State the number of lines that contain "Revision", with no other text.

-- BEGIN AVAILABLE DATA --

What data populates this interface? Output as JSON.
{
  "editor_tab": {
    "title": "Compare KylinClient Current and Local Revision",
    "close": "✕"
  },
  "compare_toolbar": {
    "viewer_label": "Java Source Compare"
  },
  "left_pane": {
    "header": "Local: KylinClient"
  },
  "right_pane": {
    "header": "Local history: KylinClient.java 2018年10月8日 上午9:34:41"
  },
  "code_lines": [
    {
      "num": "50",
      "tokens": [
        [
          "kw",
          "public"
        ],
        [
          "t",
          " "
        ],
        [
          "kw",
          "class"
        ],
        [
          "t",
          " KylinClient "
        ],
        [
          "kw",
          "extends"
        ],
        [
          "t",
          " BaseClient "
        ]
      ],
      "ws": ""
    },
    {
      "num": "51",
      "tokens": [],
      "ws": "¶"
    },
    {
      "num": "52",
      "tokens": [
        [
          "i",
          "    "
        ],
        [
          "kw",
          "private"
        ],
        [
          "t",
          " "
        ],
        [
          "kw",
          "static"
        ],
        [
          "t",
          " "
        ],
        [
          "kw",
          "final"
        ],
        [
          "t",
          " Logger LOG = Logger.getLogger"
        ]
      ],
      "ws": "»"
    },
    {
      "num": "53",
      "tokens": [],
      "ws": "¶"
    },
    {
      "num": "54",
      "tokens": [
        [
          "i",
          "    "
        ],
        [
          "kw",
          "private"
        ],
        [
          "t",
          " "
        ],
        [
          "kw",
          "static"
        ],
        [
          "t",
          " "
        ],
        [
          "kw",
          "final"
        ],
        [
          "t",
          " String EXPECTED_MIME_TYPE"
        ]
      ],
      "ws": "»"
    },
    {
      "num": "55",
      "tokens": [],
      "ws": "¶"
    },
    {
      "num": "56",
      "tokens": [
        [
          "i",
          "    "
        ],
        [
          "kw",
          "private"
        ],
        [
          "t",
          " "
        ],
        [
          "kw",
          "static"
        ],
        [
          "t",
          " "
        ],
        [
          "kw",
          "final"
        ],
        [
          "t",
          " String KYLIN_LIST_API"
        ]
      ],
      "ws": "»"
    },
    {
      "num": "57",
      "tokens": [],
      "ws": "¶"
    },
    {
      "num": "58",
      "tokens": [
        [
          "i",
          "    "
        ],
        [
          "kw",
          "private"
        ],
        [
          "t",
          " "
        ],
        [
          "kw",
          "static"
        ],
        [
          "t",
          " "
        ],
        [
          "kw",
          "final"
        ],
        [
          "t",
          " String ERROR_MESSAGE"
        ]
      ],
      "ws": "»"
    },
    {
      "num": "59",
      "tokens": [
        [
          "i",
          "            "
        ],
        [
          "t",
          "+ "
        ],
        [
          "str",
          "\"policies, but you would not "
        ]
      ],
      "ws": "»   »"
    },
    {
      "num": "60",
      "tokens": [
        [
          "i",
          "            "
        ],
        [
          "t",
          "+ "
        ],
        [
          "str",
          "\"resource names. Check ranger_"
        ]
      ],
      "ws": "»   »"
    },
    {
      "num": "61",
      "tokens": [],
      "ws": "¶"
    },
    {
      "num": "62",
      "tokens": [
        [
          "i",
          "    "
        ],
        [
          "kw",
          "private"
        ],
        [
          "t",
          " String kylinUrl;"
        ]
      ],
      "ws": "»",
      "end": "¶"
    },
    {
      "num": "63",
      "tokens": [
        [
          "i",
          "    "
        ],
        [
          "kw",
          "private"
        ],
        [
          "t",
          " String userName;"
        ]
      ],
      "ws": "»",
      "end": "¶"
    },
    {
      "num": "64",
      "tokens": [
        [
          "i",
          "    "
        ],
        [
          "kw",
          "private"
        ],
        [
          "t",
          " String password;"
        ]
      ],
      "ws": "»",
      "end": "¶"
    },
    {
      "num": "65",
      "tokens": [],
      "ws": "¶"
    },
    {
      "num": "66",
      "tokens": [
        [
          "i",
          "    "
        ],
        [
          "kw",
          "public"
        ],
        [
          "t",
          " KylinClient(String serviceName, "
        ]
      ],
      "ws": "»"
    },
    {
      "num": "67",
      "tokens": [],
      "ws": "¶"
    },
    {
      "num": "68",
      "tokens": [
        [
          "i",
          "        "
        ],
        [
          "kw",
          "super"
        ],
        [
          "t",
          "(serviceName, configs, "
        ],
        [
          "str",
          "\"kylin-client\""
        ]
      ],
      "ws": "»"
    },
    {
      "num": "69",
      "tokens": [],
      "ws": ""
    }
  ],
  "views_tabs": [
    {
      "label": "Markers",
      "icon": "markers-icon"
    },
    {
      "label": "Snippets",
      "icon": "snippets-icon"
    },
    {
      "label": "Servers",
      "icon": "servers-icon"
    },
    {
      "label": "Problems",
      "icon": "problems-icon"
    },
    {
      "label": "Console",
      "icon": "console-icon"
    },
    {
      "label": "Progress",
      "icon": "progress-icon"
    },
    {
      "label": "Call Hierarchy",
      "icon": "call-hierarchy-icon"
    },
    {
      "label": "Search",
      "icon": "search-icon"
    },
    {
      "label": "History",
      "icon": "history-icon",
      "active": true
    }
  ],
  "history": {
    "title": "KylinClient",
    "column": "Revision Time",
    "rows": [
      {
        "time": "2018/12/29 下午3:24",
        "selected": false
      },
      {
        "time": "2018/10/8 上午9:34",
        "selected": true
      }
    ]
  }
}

-- END AVAILABLE DATA --

OUTPUT BELOW:
2